## YOUR OBJECTIVE
From the entries below, count every line that contains the word "dati". Please give the number and nothing else.

--- Start of DATA LINES ---

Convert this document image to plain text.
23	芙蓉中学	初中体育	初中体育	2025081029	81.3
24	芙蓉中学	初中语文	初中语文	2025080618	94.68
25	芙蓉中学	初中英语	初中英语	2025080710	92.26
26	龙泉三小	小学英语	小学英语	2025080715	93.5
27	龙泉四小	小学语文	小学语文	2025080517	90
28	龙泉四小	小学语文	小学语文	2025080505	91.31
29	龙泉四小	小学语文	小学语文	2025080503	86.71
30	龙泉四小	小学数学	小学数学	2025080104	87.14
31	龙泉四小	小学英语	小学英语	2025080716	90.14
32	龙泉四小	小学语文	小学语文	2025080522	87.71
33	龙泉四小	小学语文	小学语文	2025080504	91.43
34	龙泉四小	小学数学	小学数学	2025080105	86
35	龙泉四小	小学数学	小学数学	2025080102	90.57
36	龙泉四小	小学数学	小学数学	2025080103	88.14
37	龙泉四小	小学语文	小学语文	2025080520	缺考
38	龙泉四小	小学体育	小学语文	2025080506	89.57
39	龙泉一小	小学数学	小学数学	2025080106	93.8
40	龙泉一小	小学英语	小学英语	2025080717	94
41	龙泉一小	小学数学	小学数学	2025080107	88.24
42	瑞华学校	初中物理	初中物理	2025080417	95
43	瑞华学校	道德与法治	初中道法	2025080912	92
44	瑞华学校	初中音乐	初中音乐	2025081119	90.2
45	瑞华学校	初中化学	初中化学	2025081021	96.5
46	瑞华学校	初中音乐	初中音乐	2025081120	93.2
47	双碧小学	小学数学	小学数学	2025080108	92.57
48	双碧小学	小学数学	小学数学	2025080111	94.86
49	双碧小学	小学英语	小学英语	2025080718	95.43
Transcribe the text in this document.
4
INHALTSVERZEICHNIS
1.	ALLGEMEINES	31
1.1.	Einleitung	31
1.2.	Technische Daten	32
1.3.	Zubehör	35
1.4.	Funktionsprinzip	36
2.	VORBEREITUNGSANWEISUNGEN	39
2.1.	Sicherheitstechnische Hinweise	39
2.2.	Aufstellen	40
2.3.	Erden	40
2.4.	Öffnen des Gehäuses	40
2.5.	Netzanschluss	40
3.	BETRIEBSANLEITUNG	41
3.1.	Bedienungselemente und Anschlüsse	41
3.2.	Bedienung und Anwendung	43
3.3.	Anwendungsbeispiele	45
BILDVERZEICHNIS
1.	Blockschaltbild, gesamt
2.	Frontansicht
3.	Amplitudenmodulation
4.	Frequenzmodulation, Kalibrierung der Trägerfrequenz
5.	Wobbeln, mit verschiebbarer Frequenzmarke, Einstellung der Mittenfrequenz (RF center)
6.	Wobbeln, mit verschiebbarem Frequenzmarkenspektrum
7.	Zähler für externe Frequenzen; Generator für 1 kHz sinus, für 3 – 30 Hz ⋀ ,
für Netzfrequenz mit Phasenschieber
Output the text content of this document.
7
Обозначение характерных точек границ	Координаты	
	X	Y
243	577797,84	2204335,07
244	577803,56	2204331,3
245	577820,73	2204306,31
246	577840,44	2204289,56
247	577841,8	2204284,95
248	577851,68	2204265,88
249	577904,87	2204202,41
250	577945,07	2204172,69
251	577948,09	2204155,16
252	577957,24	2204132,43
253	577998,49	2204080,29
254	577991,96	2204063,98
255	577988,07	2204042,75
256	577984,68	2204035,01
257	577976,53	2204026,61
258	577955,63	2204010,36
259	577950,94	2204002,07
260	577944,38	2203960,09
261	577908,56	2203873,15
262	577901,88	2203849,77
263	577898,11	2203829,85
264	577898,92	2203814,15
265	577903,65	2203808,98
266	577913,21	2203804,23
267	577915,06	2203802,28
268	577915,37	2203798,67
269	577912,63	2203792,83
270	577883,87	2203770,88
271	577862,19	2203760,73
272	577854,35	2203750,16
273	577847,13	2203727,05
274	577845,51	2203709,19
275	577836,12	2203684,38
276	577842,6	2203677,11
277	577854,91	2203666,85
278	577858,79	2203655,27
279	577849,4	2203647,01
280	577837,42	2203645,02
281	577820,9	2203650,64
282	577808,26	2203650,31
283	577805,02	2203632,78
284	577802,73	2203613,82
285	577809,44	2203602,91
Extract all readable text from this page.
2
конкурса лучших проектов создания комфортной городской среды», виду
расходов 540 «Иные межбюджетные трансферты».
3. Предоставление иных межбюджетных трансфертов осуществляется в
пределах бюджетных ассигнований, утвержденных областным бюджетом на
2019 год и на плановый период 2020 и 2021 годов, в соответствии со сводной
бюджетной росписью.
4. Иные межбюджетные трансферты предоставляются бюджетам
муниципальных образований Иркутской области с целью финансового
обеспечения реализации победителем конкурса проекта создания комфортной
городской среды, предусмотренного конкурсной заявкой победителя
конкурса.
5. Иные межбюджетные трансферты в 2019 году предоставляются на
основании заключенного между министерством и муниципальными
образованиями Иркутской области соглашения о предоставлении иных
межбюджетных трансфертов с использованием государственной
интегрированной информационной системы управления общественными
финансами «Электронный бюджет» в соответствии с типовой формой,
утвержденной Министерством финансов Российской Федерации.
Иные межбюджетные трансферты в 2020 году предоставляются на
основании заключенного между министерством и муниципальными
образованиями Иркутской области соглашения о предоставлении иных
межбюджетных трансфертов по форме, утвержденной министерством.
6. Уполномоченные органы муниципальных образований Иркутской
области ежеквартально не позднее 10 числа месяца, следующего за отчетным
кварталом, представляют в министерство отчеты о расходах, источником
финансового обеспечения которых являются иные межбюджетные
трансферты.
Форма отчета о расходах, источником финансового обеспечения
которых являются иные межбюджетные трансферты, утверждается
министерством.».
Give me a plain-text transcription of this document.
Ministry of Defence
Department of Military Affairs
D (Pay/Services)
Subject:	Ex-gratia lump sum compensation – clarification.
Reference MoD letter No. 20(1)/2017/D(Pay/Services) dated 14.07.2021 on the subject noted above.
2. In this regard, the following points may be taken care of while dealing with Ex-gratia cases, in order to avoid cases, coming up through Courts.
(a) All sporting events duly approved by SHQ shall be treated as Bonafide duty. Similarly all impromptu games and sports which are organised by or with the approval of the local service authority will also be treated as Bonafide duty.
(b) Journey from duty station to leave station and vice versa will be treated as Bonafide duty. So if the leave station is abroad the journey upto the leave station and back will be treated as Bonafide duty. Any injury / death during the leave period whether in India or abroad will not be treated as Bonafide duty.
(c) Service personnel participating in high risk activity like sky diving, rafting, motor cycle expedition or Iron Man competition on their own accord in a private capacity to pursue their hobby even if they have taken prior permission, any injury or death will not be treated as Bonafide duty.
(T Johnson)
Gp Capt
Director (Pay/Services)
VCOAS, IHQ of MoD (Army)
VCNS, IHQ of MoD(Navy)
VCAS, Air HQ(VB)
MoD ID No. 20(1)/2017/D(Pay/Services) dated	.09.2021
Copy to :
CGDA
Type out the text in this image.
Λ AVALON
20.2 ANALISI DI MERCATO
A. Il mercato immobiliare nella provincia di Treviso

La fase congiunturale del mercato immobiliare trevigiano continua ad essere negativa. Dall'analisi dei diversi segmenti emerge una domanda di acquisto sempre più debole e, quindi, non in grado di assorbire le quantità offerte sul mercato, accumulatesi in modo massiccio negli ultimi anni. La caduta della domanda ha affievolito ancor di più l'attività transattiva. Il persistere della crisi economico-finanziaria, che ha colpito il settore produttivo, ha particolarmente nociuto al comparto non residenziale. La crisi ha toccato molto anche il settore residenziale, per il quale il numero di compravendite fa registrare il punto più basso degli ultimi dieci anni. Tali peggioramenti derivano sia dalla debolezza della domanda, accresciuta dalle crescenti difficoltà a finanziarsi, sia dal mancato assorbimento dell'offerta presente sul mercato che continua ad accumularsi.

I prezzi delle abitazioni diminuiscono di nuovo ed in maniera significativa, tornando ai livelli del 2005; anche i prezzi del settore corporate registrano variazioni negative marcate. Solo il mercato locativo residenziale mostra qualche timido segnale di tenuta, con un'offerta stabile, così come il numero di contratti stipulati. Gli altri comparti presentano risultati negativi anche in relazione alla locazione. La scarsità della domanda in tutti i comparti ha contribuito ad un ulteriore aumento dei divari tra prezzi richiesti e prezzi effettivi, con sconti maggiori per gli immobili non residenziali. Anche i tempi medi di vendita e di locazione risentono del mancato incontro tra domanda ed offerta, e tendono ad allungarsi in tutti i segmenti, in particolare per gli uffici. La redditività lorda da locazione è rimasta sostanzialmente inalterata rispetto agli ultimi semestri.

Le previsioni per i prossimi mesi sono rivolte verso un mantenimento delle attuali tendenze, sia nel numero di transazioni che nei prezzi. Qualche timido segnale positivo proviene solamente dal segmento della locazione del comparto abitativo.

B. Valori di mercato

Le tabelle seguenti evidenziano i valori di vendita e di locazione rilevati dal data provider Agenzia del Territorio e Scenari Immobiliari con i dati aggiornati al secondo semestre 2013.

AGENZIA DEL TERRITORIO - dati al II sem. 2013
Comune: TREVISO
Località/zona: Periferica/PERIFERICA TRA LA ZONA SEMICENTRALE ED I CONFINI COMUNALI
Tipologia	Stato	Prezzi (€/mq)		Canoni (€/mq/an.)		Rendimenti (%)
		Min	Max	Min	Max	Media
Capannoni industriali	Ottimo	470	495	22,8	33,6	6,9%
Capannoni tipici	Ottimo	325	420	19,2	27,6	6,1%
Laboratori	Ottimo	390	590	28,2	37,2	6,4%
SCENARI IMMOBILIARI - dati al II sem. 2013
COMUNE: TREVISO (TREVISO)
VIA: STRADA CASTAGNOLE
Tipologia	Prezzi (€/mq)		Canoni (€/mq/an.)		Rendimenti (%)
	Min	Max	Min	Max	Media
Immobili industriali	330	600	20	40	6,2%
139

--- End of DATA LINES ---

## FULL OUTPUT
3